**Problem details:** Find the lines holding the string "agent" in the data, then copy all of them.

── Available data

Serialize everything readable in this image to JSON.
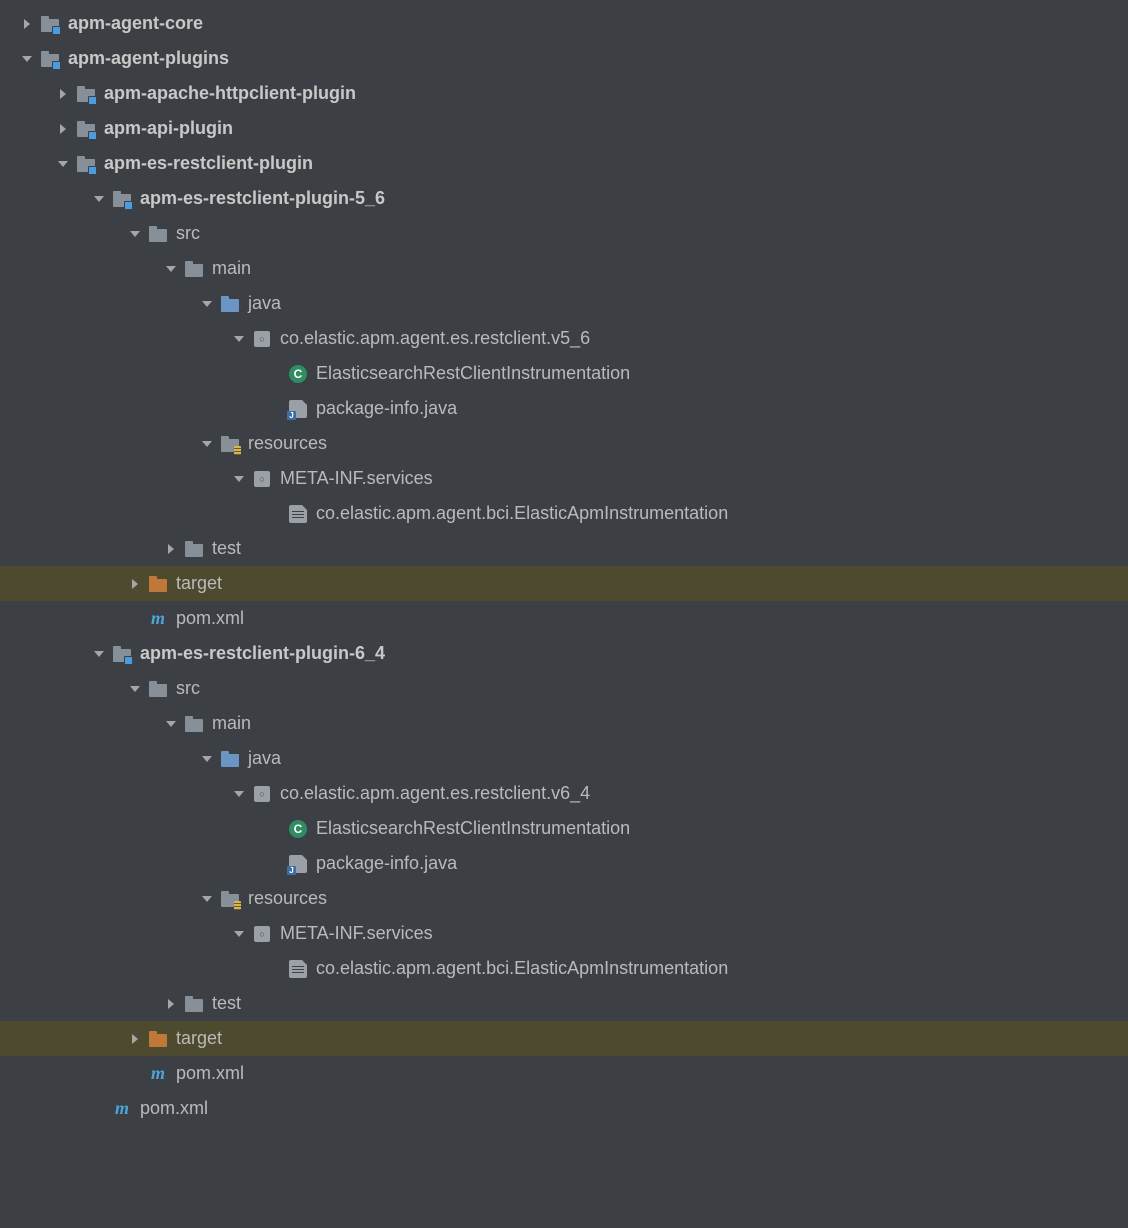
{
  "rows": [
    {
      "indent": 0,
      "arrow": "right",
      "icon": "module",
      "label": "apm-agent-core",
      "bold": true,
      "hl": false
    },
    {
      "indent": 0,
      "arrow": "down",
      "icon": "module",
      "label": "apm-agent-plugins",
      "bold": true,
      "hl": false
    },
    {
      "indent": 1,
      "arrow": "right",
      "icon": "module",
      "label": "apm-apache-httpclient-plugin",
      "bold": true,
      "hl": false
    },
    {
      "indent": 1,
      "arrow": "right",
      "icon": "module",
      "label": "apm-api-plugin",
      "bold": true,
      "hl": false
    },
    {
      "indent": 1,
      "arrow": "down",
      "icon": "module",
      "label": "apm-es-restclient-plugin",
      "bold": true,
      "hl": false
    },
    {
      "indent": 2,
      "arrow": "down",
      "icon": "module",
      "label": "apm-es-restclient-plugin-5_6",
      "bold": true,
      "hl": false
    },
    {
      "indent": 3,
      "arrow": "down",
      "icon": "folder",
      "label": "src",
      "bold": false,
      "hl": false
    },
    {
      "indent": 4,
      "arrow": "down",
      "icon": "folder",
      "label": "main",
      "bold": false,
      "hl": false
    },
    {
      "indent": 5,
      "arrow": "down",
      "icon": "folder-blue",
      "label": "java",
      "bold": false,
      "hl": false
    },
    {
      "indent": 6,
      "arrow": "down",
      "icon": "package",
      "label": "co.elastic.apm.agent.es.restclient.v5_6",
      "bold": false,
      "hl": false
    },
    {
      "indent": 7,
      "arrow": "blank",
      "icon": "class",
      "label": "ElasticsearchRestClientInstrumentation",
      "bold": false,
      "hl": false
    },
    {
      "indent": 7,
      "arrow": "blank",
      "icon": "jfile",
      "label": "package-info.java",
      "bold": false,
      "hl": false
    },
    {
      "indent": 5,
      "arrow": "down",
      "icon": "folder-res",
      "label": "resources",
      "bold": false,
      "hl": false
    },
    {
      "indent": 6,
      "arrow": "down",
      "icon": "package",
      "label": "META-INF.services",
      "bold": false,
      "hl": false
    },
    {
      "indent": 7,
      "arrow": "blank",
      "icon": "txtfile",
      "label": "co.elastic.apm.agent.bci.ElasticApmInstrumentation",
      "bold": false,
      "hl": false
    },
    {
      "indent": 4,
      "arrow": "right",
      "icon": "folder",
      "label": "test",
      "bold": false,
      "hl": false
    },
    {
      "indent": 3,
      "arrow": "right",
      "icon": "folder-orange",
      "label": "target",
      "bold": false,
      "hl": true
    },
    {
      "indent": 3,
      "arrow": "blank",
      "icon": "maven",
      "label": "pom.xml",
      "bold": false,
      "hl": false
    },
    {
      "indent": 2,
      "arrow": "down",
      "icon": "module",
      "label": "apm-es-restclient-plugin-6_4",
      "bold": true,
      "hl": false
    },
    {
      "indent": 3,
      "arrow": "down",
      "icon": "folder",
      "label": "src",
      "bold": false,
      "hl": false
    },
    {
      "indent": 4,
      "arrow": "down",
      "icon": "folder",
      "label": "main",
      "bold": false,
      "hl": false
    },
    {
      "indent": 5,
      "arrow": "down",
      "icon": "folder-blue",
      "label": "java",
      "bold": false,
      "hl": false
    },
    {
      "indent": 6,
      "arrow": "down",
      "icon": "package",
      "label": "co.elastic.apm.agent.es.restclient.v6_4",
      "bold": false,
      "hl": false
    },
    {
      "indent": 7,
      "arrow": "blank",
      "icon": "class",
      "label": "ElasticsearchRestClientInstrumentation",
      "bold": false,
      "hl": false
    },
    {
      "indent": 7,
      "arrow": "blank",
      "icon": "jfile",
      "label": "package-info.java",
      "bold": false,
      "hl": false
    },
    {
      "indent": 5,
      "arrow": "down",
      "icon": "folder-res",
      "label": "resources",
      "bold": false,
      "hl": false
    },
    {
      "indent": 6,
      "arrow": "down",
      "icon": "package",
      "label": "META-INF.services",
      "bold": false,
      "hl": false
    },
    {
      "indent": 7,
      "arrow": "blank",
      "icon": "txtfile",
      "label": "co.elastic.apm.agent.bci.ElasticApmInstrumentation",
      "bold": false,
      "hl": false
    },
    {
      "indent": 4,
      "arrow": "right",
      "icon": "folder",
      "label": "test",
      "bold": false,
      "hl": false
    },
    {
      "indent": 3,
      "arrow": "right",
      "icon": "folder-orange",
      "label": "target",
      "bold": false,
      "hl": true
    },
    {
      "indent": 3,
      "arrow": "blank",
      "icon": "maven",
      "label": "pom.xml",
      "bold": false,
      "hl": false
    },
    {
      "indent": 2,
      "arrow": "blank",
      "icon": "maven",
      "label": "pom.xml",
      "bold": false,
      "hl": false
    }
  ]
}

────
── Available data

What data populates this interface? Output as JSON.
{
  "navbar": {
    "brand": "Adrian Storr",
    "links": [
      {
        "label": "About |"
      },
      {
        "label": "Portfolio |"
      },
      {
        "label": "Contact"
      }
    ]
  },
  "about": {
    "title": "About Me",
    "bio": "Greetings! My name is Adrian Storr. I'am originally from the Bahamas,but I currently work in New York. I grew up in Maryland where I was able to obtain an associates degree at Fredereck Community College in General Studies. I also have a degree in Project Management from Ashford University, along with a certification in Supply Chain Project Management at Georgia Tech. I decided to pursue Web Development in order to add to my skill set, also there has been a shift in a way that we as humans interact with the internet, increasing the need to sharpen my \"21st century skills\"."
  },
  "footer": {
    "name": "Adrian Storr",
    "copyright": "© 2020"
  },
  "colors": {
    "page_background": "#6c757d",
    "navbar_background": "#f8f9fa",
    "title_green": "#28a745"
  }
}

────

**In response:**
      "label": "apm-agent-core",
      "label": "apm-agent-plugins",
      "label": "co.elastic.apm.agent.es.restclient.v5_6",
      "label": "co.elastic.apm.agent.bci.ElasticApmInstrumentation",
      "label": "co.elastic.apm.agent.es.restclient.v6_4",
      "label": "co.elastic.apm.agent.bci.ElasticApmInstrumentation",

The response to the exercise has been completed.